▶ **WHAT IS NEEDED**
Extract all lines from the data beneath that include the word "olive".

▶ **TASK INPUT**

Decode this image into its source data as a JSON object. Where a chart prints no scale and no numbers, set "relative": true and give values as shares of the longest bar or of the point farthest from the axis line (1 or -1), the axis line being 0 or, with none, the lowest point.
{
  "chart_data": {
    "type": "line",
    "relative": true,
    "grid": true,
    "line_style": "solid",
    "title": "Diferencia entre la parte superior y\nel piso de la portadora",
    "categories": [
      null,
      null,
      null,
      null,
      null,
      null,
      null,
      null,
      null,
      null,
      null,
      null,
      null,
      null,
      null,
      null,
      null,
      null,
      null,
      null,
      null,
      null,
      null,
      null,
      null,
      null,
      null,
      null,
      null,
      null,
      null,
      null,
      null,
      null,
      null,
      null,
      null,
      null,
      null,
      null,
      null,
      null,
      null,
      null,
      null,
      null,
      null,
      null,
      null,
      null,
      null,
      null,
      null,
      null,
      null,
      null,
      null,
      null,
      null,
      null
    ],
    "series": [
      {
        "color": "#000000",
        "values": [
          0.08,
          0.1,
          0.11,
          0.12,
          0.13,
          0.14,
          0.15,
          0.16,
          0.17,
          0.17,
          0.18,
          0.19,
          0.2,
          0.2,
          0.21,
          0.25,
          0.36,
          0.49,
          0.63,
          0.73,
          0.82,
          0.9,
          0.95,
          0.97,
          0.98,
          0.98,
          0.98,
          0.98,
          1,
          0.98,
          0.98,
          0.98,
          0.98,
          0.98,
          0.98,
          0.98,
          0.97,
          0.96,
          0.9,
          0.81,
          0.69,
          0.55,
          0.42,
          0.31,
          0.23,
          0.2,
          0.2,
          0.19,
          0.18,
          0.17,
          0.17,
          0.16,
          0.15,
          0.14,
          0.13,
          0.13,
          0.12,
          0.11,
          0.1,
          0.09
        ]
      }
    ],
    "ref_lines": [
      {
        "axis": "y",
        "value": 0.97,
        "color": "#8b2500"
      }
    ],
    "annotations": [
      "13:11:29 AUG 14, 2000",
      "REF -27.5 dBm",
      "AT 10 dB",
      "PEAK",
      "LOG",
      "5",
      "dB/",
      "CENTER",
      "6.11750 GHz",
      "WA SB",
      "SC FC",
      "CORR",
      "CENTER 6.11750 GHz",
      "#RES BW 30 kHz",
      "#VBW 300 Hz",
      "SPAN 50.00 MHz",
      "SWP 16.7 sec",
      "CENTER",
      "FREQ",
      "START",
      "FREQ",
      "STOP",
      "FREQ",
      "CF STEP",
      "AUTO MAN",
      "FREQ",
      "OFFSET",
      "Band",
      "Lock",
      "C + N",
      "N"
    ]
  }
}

--

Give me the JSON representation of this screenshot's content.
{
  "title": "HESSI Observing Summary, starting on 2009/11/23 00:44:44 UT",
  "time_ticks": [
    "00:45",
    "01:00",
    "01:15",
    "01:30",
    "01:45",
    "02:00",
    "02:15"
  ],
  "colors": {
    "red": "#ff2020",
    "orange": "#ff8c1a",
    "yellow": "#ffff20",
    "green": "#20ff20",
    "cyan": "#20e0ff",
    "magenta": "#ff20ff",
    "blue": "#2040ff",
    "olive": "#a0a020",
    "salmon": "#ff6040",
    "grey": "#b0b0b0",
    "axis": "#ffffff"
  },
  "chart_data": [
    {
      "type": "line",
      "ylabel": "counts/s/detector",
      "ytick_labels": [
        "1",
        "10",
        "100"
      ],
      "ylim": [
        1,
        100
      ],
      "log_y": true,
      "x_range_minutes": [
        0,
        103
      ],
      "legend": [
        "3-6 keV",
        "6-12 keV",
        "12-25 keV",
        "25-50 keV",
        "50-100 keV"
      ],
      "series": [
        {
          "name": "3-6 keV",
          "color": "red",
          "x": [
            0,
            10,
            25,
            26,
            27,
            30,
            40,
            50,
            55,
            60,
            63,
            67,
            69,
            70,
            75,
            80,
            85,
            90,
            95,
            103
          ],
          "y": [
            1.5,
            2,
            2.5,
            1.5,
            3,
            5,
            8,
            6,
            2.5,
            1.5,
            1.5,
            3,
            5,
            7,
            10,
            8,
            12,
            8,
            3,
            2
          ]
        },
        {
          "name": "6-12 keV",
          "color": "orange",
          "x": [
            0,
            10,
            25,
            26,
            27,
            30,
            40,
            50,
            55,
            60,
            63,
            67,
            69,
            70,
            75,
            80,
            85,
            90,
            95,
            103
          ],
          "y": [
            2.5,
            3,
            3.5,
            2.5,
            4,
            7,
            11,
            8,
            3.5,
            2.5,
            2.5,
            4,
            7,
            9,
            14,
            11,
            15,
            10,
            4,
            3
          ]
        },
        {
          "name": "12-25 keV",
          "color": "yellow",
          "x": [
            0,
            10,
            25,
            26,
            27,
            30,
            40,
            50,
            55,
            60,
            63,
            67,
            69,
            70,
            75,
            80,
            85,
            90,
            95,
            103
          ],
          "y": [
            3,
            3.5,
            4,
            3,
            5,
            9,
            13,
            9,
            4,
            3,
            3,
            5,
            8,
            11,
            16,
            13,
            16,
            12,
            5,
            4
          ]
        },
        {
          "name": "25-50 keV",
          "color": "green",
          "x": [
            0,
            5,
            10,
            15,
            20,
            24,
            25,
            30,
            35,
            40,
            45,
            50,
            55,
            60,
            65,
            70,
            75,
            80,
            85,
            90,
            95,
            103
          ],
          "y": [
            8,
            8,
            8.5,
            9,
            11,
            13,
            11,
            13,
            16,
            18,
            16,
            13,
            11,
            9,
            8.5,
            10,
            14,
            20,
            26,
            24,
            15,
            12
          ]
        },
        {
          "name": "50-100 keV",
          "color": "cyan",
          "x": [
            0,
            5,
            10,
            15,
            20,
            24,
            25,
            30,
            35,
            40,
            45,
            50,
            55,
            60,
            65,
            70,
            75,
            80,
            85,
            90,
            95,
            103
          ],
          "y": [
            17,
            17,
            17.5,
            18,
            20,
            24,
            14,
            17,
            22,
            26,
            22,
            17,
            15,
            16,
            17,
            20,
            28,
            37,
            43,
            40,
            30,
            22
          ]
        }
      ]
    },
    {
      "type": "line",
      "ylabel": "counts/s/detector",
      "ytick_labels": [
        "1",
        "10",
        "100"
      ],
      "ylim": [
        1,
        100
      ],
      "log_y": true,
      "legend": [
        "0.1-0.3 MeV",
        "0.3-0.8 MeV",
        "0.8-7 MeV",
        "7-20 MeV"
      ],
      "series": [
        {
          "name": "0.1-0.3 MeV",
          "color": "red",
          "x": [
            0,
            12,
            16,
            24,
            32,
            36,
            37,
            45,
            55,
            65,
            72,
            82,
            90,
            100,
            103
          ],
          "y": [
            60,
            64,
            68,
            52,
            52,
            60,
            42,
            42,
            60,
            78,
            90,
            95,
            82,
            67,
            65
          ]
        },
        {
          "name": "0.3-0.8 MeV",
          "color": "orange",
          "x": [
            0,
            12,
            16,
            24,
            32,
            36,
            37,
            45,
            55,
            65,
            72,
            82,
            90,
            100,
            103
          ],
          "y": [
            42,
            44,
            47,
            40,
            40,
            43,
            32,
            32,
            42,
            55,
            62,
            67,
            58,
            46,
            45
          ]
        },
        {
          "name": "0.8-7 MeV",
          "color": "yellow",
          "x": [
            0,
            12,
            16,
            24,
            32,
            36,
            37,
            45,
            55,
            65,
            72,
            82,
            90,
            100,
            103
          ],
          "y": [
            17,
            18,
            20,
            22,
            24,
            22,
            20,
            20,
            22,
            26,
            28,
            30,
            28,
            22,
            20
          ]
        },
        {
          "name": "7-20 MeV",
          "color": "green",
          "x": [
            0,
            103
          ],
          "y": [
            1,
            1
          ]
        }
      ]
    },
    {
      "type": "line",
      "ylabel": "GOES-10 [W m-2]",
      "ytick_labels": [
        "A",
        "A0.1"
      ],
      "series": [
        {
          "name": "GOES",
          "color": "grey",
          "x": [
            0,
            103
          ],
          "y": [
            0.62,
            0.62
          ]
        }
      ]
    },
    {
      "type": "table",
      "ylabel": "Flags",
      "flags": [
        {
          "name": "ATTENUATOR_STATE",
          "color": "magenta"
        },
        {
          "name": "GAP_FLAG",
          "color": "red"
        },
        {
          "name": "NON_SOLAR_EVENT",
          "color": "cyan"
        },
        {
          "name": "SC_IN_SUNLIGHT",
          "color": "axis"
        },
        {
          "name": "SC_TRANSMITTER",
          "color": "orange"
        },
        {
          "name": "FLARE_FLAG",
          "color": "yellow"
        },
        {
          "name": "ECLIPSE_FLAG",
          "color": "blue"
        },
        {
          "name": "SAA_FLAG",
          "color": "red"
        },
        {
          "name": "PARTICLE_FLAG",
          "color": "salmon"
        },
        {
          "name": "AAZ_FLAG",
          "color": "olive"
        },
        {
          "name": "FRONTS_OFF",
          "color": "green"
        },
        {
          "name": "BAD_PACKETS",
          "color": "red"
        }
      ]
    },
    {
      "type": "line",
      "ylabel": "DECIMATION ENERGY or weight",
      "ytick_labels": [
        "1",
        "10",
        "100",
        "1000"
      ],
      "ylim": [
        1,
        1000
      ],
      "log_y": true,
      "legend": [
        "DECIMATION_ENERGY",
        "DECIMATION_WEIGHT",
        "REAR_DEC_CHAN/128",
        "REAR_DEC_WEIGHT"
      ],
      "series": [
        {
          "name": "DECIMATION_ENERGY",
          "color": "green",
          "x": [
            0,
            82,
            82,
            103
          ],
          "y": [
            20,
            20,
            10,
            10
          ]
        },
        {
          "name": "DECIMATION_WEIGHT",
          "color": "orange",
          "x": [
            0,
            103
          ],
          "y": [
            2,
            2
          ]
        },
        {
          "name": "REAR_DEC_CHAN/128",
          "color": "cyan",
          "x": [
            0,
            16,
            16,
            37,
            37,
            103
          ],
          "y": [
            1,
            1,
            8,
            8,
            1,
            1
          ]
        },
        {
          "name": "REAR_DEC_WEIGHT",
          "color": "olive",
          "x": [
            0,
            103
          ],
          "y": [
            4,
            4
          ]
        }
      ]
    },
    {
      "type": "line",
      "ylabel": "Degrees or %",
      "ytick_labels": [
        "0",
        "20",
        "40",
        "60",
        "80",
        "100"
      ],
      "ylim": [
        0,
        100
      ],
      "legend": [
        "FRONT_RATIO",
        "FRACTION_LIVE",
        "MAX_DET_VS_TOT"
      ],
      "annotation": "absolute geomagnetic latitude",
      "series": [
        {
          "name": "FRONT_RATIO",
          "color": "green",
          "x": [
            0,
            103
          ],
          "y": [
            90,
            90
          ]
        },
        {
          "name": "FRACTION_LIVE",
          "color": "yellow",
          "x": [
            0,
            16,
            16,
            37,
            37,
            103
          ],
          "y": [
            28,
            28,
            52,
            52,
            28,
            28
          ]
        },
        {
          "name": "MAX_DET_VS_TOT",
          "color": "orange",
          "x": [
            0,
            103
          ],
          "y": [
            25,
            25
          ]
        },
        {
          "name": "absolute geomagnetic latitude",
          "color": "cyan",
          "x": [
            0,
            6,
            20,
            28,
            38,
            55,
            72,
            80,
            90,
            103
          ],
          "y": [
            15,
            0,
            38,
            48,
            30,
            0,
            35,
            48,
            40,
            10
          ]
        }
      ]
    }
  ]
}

▶ **FINAL ANSWER**
    "olive": "#a0a020",
          "color": "olive"
          "color": "olive",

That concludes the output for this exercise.